Collection entries
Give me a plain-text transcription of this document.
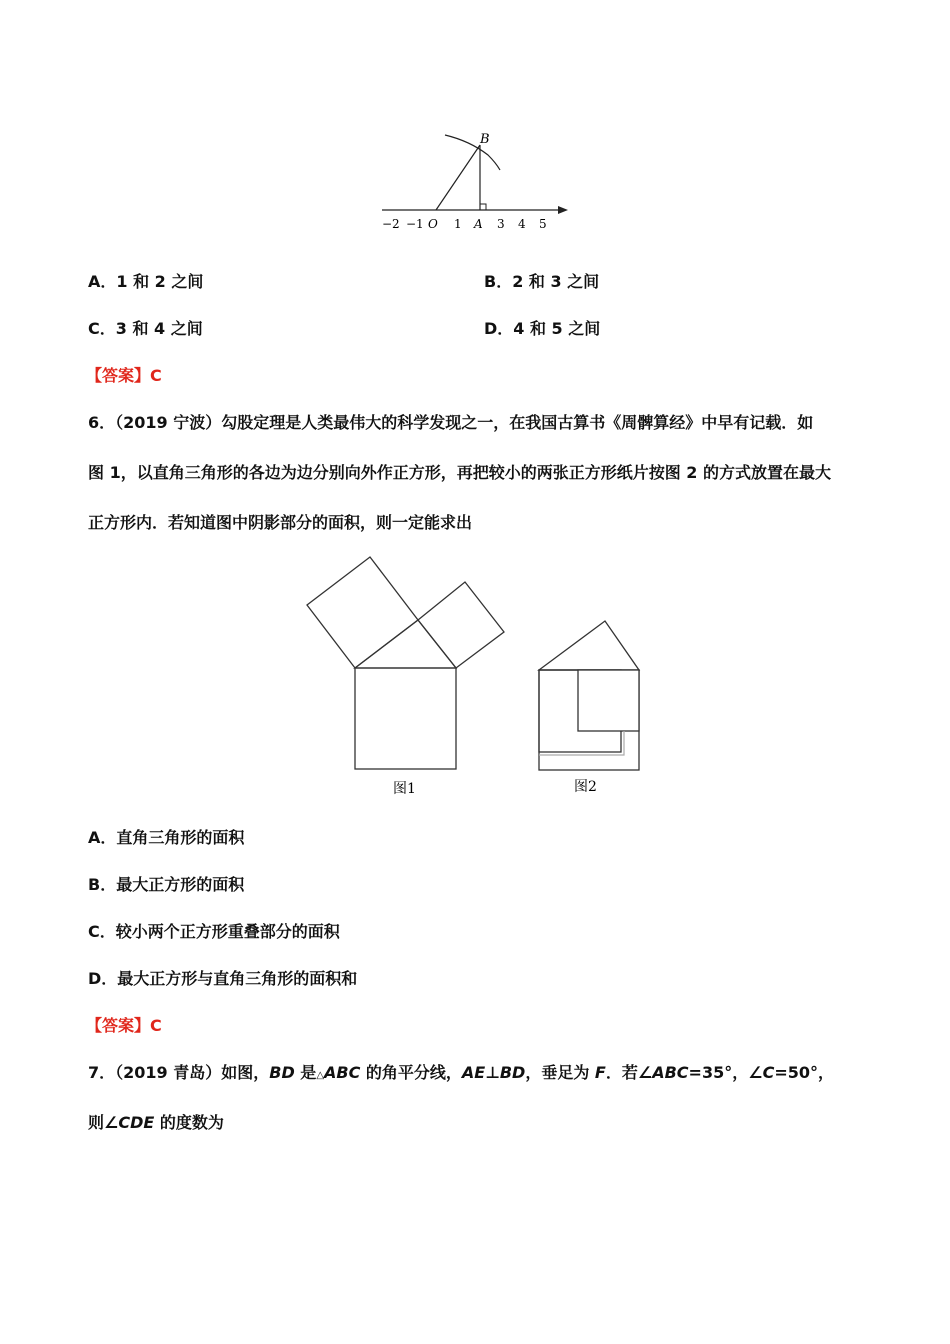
B
−2 −1 O 1 A 3 4 5
A．1 和 2 之间	B．2 和 3 之间
C．3 和 4 之间	D．4 和 5 之间
【答案】C
6．（2019 宁波）勾股定理是人类最伟大的科学发现之一，在我国古算书《周髀算经》中早有记载．如
图 1，以直角三角形的各边为边分别向外作正方形，再把较小的两张正方形纸片按图 2 的方式放置在最大
正方形内．若知道图中阴影部分的面积，则一定能求出
图1	图2
A．直角三角形的面积
B．最大正方形的面积
C．较小两个正方形重叠部分的面积
D．最大正方形与直角三角形的面积和
【答案】C
7．（2019 青岛）如图，BD 是△ABC 的角平分线，AE⊥BD，垂足为 F．若∠ABC=35°，∠C=50°，
则∠CDE 的度数为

**YOUR TASK**
The listing above needs to be output again exactly. Don't include the pictures.

**THE OUTPUT**
Give me a plain-text transcription of this document.
B
−2 −1 O 1 A 3 4 5
A．1 和 2 之间	B．2 和 3 之间
C．3 和 4 之间	D．4 和 5 之间
【答案】C
6．（2019 宁波）勾股定理是人类最伟大的科学发现之一，在我国古算书《周髀算经》中早有记载．如
图 1，以直角三角形的各边为边分别向外作正方形，再把较小的两张正方形纸片按图 2 的方式放置在最大
正方形内．若知道图中阴影部分的面积，则一定能求出
图1	图2
A．直角三角形的面积
B．最大正方形的面积
C．较小两个正方形重叠部分的面积
D．最大正方形与直角三角形的面积和
【答案】C
7．（2019 青岛）如图，BD 是△ABC 的角平分线，AE⊥BD，垂足为 F．若∠ABC=35°，∠C=50°，
则∠CDE 的度数为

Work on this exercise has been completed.